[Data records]
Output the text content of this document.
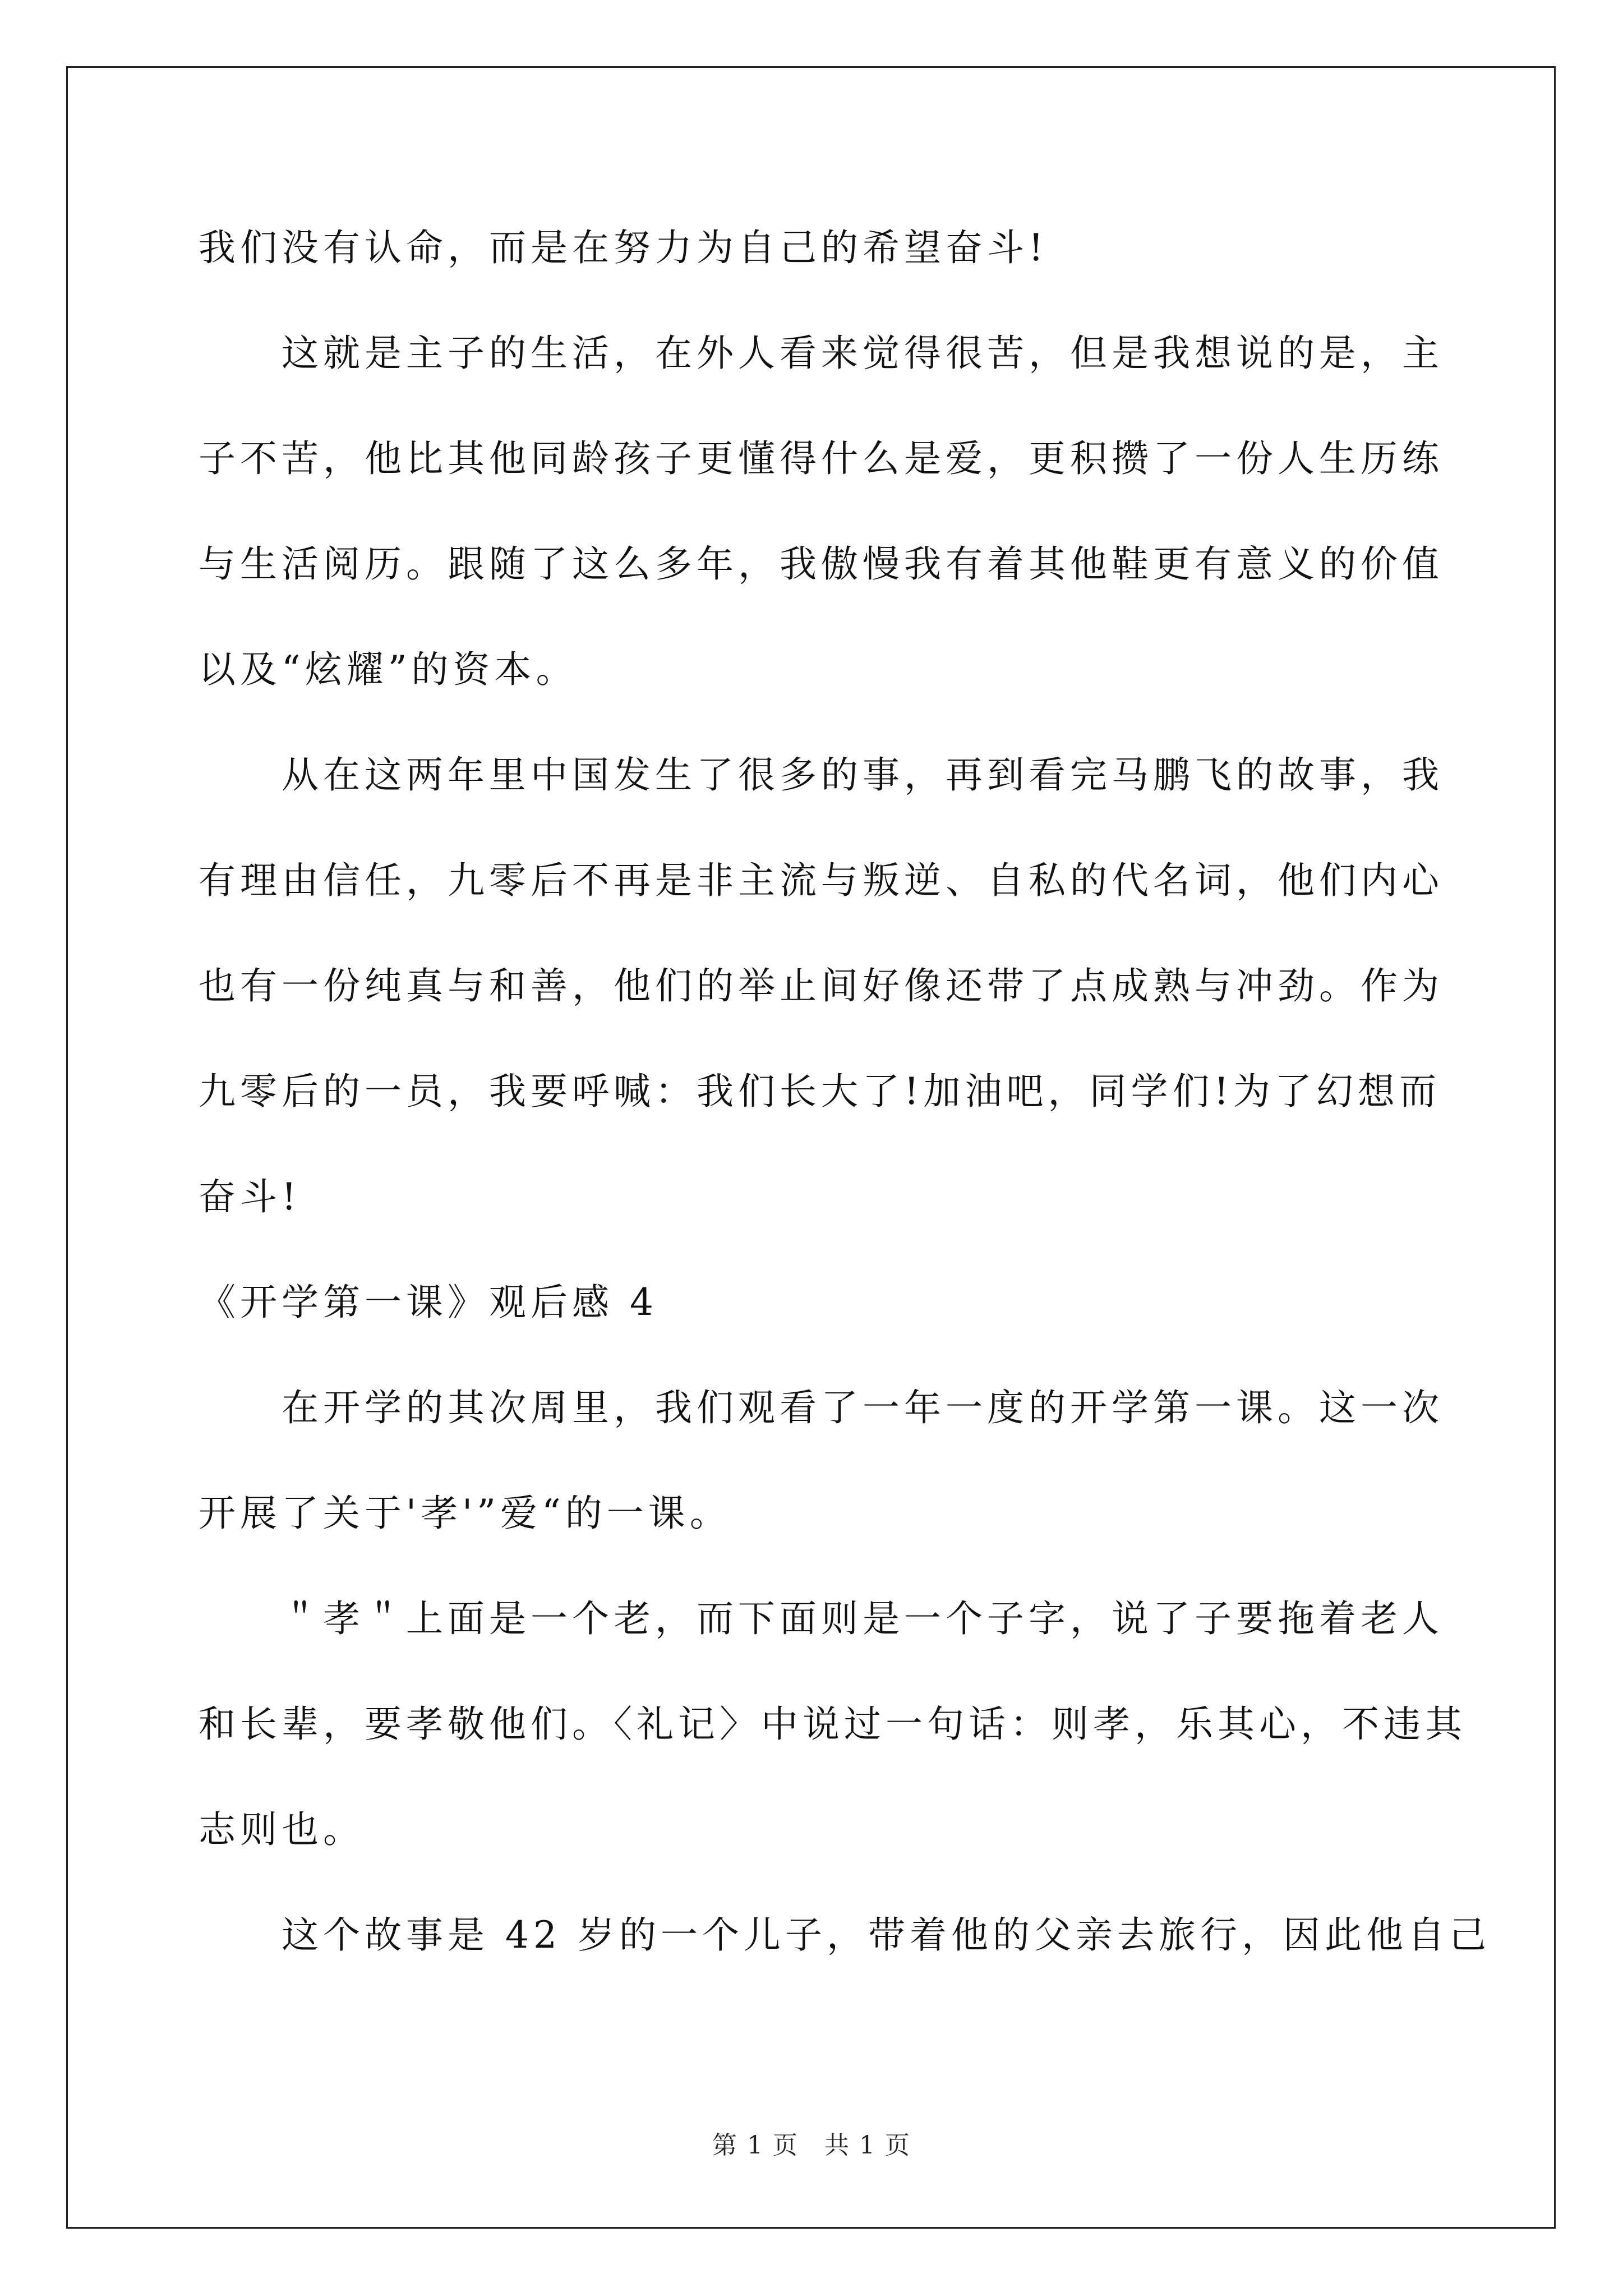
我们没有认命，而是在努力为自己的希望奋斗!
　　这就是主子的生活，在外人看来觉得很苦，但是我想说的是，主
子不苦，他比其他同龄孩子更懂得什么是爱，更积攒了一份人生历练
与生活阅历。跟随了这么多年，我傲慢我有着其他鞋更有意义的价值
以及“炫耀”的资本。
　　从在这两年里中国发生了很多的事，再到看完马鹏飞的故事，我
有理由信任，九零后不再是非主流与叛逆、自私的代名词，他们内心
也有一份纯真与和善，他们的举止间好像还带了点成熟与冲劲。作为
九零后的一员，我要呼喊：我们长大了!加油吧，同学们!为了幻想而
奋斗!
《开学第一课》观后感 4
　　在开学的其次周里，我们观看了一年一度的开学第一课。这一次
开展了关于'孝'”爱“的一课。
　　＂孝＂上面是一个老，而下面则是一个子字，说了子要拖着老人
和长辈，要孝敬他们。〈礼记〉中说过一句话：则孝，乐其心，不违其
志则也。
　　这个故事是 42 岁的一个儿子，带着他的父亲去旅行，因此他自己
第 1 页　共 1 页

**INSTRUCTIONS TO FOLLOW**. Retype the data above exactly; pictures are not part of the copy.

**CORRECT ANSWER**.
Output the text content of this document.
我们没有认命，而是在努力为自己的希望奋斗!
　　这就是主子的生活，在外人看来觉得很苦，但是我想说的是，主
子不苦，他比其他同龄孩子更懂得什么是爱，更积攒了一份人生历练
与生活阅历。跟随了这么多年，我傲慢我有着其他鞋更有意义的价值
以及“炫耀”的资本。
　　从在这两年里中国发生了很多的事，再到看完马鹏飞的故事，我
有理由信任，九零后不再是非主流与叛逆、自私的代名词，他们内心
也有一份纯真与和善，他们的举止间好像还带了点成熟与冲劲。作为
九零后的一员，我要呼喊：我们长大了!加油吧，同学们!为了幻想而
奋斗!
《开学第一课》观后感 4
　　在开学的其次周里，我们观看了一年一度的开学第一课。这一次
开展了关于'孝'”爱“的一课。
　　＂孝＂上面是一个老，而下面则是一个子字，说了子要拖着老人
和长辈，要孝敬他们。〈礼记〉中说过一句话：则孝，乐其心，不违其
志则也。
　　这个故事是 42 岁的一个儿子，带着他的父亲去旅行，因此他自己
第 1 页　共 1 页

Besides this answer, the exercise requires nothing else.